**Challenge:**
Give the lines from the line with "Segment this screenshot: for" to the line with "previous-page-icon[interactable]: ⏶ [1009, 646, 1022, 657]" again, with "interactable" replaced by "clickable" and nothing else changed. Leave the pictures out.

--- Material for the task ---

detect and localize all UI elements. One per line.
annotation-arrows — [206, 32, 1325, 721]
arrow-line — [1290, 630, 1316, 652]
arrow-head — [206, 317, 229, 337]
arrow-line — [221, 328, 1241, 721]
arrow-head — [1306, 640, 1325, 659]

---
--- Material for the task ---

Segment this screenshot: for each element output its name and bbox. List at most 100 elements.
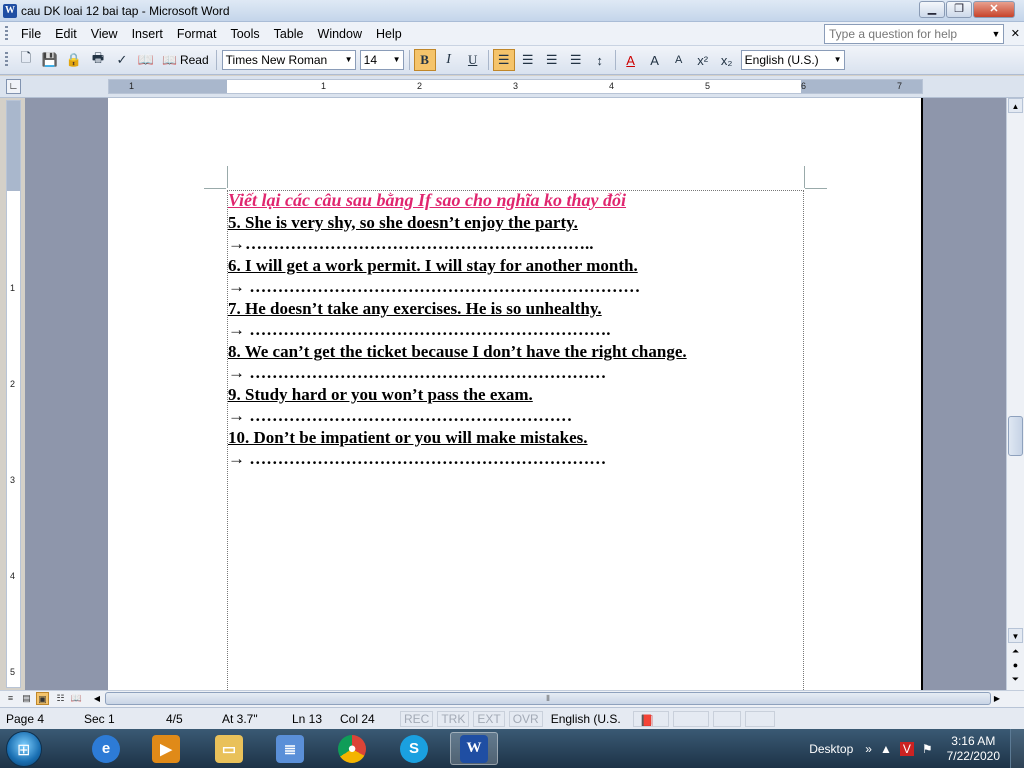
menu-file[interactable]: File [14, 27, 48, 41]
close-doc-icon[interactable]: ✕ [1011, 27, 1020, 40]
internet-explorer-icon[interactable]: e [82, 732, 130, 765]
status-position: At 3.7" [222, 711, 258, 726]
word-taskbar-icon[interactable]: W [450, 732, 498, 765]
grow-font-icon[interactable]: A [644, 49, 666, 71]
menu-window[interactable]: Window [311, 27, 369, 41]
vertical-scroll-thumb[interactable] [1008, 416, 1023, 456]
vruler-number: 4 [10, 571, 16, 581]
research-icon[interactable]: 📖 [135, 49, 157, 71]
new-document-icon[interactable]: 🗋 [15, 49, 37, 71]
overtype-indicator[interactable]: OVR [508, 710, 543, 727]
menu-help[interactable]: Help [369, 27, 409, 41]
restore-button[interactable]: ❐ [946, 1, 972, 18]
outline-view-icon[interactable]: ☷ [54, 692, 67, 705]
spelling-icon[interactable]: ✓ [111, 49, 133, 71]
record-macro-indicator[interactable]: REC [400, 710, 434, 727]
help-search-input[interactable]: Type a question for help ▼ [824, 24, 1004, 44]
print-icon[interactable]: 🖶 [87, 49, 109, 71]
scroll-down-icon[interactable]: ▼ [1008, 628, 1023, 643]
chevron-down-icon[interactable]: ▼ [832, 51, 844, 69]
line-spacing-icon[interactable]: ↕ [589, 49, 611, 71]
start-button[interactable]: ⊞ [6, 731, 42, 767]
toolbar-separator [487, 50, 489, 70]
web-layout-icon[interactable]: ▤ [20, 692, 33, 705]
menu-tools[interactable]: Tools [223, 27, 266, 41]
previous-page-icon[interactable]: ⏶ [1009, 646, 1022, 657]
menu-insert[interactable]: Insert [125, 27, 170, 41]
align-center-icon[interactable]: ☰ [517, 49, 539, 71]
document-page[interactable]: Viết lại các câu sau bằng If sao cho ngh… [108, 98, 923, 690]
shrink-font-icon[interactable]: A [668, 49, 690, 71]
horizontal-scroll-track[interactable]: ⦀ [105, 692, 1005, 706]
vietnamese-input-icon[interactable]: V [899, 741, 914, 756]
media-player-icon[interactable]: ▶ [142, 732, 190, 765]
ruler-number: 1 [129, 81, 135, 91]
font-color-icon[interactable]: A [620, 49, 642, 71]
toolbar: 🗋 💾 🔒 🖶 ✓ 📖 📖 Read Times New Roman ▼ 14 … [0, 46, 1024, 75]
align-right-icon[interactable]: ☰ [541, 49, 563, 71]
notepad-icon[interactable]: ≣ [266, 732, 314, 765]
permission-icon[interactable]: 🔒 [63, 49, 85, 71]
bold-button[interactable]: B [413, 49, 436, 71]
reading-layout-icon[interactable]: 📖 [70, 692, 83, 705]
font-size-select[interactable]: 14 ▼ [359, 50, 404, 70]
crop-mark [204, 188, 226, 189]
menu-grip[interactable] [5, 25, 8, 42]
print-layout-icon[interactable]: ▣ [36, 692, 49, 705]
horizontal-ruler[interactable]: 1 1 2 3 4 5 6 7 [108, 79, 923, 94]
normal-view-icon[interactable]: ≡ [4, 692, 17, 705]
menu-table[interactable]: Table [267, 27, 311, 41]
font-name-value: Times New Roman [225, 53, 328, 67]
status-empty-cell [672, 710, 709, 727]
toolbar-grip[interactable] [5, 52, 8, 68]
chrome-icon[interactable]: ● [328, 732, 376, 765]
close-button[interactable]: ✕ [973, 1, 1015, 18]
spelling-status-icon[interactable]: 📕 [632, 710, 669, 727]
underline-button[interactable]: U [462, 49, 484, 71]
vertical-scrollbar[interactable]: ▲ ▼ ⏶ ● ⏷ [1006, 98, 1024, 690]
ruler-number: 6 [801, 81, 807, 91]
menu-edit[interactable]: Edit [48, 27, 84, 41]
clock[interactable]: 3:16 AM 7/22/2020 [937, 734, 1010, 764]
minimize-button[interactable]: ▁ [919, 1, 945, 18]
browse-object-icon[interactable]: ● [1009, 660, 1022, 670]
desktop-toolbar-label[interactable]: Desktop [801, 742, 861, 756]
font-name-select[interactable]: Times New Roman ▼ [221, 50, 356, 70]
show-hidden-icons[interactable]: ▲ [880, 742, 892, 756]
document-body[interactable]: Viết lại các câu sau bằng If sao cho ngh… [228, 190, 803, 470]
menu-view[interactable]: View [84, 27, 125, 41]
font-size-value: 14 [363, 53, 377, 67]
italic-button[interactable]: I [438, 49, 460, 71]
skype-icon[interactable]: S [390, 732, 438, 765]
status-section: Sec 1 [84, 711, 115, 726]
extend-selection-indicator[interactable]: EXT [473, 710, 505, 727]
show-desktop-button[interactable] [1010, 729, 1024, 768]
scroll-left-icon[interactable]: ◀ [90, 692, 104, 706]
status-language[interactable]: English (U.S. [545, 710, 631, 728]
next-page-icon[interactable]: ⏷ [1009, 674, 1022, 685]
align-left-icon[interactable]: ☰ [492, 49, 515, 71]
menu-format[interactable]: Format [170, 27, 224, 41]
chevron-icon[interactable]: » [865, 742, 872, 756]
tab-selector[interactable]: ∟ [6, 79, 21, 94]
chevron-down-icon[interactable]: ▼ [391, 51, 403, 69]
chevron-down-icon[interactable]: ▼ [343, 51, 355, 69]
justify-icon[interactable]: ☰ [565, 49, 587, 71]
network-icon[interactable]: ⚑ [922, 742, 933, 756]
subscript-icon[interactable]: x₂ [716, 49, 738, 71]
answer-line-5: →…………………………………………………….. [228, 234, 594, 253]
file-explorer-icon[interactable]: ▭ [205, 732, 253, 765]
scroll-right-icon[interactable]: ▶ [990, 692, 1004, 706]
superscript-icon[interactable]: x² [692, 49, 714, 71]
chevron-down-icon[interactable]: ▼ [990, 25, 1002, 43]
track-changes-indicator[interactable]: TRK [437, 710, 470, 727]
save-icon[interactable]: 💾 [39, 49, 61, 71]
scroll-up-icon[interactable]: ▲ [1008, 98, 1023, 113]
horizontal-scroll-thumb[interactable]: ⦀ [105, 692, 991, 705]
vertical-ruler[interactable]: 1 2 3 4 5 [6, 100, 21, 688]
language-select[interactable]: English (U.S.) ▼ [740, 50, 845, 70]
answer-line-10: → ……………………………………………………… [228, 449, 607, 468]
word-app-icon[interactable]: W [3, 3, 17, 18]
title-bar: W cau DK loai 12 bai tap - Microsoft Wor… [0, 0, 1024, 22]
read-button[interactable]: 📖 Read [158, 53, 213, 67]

---

**Written solution:**
Segment this screenshot: for each element output its name and bbox. List at most 100 elements.
menu-file[clickable]: File [14, 27, 48, 41]
close-doc-icon[clickable]: ✕ [1011, 27, 1020, 40]
internet-explorer-icon[clickable]: e [82, 732, 130, 765]
status-position: At 3.7" [222, 711, 258, 726]
word-taskbar-icon[clickable]: W [450, 732, 498, 765]
grow-font-icon[clickable]: A [644, 49, 666, 71]
menu-window[clickable]: Window [311, 27, 369, 41]
vertical-scroll-thumb[clickable] [1008, 416, 1023, 456]
vruler-number: 4 [10, 571, 16, 581]
research-icon[clickable]: 📖 [135, 49, 157, 71]
new-document-icon[clickable]: 🗋 [15, 49, 37, 71]
overtype-indicator[clickable]: OVR [508, 710, 543, 727]
menu-help[clickable]: Help [369, 27, 409, 41]
restore-button[clickable]: ❐ [946, 1, 972, 18]
outline-view-icon[clickable]: ☷ [54, 692, 67, 705]
spelling-icon[clickable]: ✓ [111, 49, 133, 71]
record-macro-indicator[clickable]: REC [400, 710, 434, 727]
help-search-input[clickable]: Type a question for help ▼ [824, 24, 1004, 44]
print-icon[clickable]: 🖶 [87, 49, 109, 71]
scroll-down-icon[clickable]: ▼ [1008, 628, 1023, 643]
chevron-down-icon[clickable]: ▼ [832, 51, 844, 69]
line-spacing-icon[clickable]: ↕ [589, 49, 611, 71]
start-button[clickable]: ⊞ [6, 731, 42, 767]
toolbar-separator [487, 50, 489, 70]
web-layout-icon[clickable]: ▤ [20, 692, 33, 705]
menu-tools[clickable]: Tools [223, 27, 266, 41]
previous-page-icon[clickable]: ⏶ [1009, 646, 1022, 657]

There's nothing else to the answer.